● What the task asks
Work out how many lines of the records contain "Alphabet". Answer with the number and nothing else.
— START Data supplied —
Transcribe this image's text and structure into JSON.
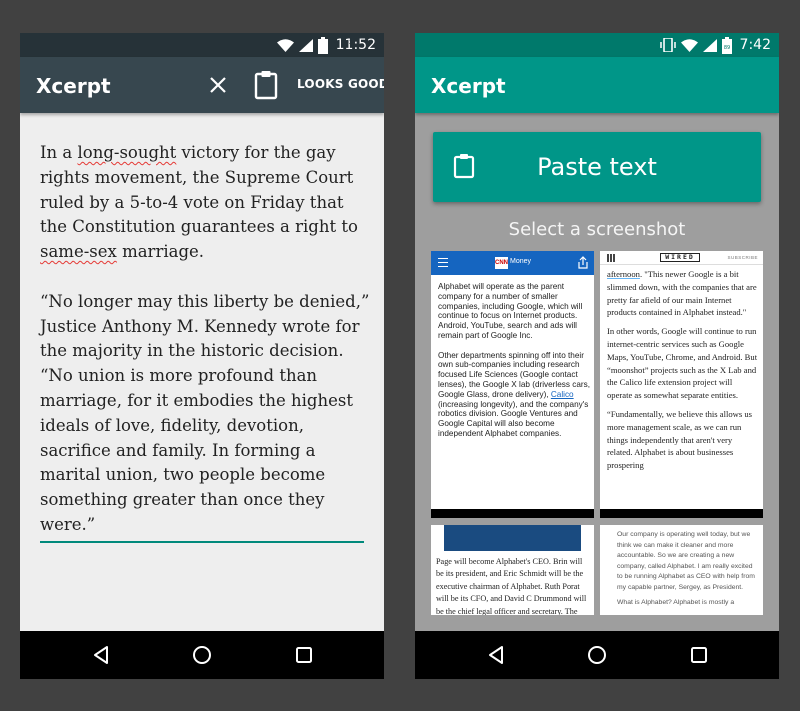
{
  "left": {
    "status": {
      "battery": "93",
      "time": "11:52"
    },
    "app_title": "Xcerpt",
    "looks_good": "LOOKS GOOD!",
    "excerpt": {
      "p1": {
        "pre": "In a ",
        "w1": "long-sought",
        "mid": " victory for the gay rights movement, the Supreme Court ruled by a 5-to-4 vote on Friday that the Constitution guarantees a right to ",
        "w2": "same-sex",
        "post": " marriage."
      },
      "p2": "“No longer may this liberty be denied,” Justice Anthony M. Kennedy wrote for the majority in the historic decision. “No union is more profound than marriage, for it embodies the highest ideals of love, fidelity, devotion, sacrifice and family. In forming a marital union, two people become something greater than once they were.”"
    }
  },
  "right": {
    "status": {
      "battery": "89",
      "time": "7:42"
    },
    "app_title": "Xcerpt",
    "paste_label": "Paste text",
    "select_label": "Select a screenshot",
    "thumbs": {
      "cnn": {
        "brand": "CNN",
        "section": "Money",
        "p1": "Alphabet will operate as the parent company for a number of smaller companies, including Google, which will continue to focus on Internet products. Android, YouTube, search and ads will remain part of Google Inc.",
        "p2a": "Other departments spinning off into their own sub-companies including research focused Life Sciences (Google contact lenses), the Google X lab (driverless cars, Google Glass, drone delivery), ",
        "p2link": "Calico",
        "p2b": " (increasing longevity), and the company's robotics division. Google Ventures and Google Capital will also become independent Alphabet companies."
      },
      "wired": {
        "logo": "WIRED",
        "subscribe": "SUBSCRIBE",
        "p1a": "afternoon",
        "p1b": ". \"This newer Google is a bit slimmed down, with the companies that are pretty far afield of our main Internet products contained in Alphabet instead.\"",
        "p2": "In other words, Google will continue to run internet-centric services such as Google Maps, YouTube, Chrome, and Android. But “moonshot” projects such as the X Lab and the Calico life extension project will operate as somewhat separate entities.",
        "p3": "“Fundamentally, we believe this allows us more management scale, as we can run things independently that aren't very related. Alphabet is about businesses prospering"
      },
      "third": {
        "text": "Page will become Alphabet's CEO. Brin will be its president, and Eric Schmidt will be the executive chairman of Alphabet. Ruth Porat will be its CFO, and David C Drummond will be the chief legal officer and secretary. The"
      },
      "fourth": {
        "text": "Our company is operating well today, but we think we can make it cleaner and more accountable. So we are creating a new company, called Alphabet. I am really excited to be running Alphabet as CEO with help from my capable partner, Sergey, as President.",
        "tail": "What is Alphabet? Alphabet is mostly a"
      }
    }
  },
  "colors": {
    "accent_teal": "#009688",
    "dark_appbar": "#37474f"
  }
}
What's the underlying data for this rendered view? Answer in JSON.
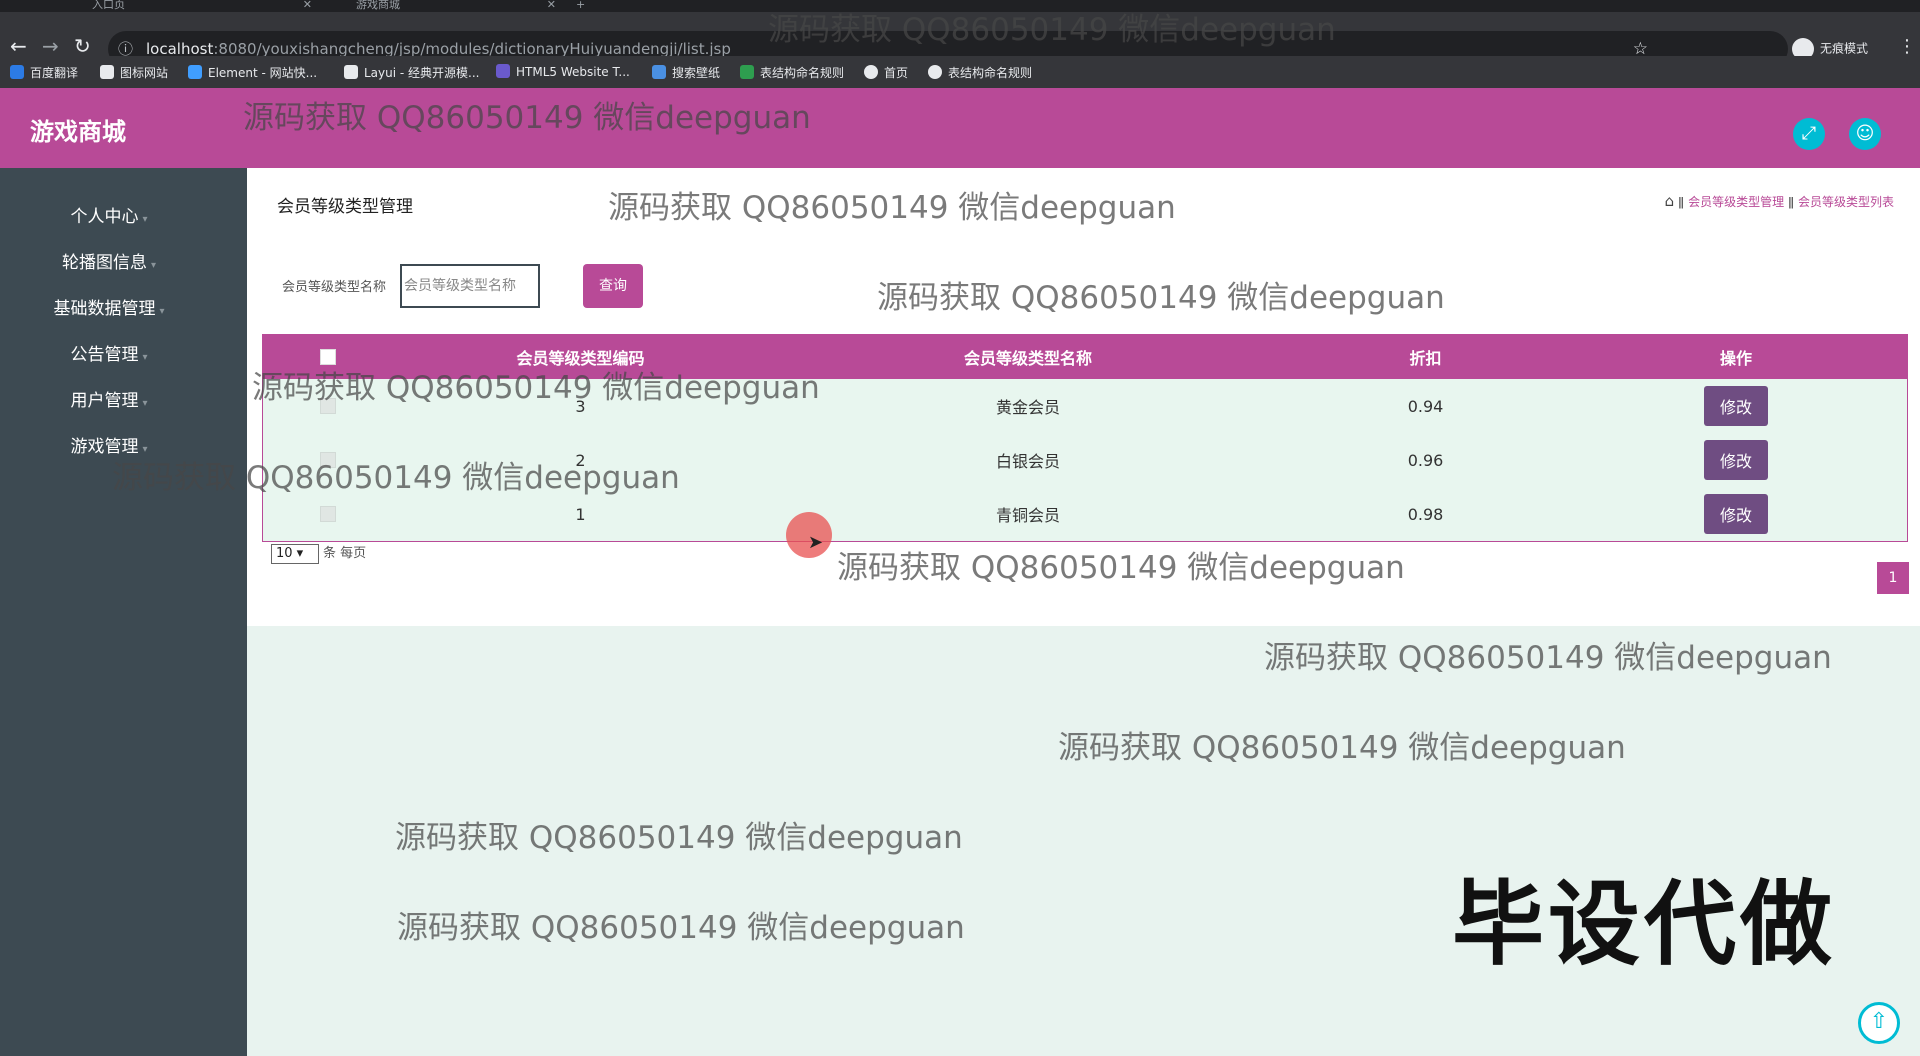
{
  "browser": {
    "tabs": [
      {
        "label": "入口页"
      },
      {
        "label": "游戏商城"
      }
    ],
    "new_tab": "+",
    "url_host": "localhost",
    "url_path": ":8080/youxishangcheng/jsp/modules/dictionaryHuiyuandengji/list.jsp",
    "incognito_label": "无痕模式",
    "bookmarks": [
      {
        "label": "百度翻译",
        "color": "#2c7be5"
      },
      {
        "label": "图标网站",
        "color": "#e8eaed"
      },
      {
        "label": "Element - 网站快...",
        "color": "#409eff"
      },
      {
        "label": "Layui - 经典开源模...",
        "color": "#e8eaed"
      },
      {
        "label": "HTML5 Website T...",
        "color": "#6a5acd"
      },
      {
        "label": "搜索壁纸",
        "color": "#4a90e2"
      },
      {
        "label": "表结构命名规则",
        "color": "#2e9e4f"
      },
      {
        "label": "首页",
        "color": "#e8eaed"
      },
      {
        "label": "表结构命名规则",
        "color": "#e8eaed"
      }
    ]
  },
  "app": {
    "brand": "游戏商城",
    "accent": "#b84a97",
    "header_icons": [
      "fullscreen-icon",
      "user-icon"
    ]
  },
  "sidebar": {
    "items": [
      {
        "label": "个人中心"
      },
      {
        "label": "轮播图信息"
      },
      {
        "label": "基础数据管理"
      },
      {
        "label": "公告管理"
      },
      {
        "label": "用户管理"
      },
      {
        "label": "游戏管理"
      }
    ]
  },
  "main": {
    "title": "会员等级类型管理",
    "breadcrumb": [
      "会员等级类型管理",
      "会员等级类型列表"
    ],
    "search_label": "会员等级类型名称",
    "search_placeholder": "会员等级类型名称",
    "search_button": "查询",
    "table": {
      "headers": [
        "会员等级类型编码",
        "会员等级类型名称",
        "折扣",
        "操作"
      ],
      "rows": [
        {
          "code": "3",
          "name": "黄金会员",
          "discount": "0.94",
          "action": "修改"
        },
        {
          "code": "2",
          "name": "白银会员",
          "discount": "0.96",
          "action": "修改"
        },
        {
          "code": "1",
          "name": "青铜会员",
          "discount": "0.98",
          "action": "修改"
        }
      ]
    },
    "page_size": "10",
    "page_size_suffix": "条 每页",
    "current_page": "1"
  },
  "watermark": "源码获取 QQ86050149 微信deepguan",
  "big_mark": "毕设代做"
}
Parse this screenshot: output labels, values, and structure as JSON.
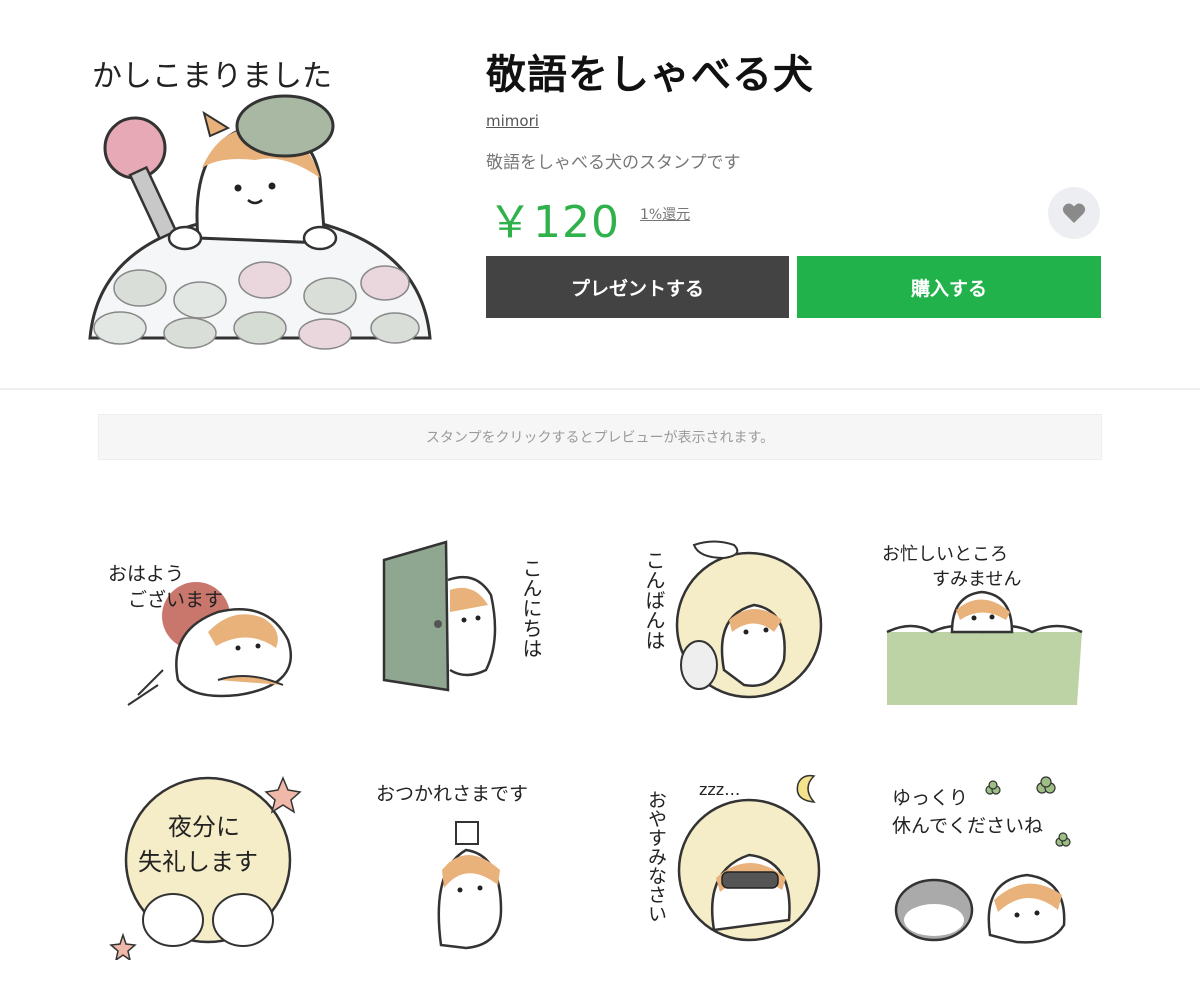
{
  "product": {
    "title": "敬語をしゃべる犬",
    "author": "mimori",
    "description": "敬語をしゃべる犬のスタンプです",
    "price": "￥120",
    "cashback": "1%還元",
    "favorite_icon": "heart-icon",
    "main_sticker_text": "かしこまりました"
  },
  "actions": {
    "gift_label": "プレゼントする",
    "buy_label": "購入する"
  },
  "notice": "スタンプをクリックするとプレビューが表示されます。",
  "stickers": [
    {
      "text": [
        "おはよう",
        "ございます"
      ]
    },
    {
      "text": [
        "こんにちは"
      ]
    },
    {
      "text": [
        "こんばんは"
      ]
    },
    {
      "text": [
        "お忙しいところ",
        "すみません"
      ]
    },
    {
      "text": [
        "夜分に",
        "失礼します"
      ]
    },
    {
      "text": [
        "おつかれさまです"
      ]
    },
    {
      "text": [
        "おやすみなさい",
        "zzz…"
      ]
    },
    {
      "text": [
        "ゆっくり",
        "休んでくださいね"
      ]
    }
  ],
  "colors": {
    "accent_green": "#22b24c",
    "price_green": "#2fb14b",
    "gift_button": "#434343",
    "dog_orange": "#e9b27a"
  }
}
— END Data supplied —
● Output for this exercise
7